++++ Stored rows ++++
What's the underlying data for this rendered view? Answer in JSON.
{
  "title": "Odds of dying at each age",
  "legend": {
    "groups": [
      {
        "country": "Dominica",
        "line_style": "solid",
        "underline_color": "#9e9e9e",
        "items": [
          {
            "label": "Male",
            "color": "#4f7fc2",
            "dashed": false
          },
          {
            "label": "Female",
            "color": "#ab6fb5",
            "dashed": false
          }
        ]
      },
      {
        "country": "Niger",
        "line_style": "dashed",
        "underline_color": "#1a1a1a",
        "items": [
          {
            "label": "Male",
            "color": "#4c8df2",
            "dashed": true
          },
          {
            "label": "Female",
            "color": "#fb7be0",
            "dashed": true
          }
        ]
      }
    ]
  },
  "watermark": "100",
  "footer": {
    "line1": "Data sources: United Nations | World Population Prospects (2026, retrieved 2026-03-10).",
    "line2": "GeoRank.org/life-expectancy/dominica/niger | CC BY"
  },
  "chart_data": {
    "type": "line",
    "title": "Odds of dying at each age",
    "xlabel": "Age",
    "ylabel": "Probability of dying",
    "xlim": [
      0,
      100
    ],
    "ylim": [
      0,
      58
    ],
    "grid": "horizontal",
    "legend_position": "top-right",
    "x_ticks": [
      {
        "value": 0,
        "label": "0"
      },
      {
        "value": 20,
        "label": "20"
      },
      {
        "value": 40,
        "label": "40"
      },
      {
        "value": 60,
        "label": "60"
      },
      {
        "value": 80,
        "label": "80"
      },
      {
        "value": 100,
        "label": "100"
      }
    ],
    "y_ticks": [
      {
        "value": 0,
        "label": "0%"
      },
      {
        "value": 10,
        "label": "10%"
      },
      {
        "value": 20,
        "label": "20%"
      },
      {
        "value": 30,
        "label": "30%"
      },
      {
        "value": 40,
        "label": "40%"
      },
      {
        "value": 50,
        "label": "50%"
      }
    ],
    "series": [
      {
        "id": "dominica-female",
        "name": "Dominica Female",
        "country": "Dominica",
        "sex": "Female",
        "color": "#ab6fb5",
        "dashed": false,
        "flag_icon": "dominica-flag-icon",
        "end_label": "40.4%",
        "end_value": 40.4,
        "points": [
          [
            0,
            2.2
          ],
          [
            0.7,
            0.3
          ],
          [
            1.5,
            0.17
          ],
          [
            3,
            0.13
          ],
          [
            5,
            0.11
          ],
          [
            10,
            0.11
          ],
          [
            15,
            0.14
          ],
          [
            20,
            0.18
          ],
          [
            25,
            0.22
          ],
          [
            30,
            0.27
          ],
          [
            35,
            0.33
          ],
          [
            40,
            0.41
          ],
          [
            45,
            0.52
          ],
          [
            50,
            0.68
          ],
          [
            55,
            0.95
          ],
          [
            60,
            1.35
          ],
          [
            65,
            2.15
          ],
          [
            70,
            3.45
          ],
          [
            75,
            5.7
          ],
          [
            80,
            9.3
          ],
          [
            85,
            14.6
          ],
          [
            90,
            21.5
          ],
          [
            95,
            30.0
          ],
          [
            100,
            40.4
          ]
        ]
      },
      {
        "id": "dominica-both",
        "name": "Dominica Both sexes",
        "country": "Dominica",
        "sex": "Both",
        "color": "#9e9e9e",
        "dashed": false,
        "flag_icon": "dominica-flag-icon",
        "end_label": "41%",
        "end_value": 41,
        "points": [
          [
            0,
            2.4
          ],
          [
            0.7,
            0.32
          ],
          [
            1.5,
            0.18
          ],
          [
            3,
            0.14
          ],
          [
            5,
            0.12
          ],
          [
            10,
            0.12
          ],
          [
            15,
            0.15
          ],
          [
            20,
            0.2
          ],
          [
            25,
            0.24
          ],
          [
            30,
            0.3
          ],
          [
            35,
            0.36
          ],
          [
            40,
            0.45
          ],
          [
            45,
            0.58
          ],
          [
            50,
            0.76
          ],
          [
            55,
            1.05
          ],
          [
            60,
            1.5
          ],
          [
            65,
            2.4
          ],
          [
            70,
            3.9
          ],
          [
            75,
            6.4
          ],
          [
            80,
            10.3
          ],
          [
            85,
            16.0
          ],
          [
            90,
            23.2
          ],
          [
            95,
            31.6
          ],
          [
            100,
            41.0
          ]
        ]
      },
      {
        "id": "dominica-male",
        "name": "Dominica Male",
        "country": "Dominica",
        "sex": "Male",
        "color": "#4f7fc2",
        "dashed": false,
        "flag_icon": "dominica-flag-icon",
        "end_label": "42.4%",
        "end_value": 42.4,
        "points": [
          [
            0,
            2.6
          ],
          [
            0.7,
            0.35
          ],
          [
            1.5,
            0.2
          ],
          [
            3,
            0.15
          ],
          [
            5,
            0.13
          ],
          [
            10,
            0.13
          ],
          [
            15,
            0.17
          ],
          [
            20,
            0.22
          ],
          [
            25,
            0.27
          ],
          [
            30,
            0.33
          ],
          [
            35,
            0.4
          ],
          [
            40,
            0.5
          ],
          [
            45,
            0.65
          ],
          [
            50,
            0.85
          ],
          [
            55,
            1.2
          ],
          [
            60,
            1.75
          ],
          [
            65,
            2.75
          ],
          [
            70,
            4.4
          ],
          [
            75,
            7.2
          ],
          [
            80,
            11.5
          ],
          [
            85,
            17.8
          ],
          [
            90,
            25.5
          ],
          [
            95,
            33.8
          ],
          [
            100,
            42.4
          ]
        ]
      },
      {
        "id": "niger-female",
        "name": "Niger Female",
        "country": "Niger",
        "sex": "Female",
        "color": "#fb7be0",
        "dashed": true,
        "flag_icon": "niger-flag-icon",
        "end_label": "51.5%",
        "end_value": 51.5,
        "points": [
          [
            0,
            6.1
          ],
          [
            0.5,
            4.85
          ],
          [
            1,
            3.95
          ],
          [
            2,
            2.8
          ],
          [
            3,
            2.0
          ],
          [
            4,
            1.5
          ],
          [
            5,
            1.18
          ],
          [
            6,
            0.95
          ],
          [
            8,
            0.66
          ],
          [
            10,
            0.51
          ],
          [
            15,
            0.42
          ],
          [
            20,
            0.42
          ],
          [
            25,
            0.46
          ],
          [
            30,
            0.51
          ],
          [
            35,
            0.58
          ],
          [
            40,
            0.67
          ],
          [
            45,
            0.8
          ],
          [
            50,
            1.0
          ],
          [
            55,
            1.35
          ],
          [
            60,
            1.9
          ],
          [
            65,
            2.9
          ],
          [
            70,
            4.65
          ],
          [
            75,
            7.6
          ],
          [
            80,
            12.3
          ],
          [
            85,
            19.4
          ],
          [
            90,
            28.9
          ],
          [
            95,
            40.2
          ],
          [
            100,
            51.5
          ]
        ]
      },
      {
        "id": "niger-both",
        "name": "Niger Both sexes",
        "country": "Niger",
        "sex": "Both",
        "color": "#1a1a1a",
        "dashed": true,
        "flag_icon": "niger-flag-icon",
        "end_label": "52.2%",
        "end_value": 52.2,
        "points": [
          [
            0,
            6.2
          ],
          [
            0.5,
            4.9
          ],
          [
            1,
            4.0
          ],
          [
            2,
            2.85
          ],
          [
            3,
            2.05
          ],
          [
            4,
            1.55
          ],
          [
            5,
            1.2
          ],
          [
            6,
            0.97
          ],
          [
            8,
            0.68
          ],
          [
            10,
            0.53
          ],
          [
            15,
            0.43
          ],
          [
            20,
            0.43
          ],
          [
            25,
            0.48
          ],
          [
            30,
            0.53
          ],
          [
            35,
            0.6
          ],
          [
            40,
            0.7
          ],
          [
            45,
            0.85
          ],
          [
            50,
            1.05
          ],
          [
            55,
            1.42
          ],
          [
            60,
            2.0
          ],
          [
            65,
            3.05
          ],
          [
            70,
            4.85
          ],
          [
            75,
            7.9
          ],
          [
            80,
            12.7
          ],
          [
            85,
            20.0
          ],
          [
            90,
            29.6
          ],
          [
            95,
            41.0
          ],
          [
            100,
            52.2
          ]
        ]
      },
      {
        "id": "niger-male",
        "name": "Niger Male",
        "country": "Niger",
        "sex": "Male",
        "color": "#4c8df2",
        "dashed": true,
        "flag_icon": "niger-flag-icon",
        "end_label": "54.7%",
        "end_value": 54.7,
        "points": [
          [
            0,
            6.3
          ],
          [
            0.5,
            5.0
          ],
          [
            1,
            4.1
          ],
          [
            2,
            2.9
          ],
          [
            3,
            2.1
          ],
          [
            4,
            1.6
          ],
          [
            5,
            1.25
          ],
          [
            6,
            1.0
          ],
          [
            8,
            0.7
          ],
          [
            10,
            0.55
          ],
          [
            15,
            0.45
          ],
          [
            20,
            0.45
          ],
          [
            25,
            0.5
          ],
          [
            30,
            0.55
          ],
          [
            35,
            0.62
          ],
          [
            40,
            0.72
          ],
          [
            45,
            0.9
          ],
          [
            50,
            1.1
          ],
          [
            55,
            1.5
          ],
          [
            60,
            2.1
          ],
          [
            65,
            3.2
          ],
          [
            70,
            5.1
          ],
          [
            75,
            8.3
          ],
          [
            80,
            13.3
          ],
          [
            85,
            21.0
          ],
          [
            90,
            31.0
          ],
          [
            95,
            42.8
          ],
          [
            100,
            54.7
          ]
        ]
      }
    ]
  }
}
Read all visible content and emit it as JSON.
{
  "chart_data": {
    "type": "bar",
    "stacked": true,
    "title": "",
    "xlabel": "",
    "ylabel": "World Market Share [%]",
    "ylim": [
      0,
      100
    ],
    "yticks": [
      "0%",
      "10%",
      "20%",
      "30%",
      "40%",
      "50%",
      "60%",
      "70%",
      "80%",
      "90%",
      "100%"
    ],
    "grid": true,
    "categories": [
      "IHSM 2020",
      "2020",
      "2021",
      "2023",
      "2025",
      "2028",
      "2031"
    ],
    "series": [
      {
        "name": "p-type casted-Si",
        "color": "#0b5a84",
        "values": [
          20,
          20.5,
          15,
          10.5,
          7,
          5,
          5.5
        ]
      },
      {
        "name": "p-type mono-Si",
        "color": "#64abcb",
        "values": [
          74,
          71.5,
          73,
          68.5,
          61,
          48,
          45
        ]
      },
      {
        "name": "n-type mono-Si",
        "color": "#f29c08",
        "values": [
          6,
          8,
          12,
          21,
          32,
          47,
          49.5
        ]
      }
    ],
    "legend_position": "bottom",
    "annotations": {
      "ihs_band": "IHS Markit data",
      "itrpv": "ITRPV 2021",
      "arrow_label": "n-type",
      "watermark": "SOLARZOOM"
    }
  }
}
++++
Required task
Going through the entries above, report how many lines include the string "dying". The number alone is the answer.

Solved exercise
3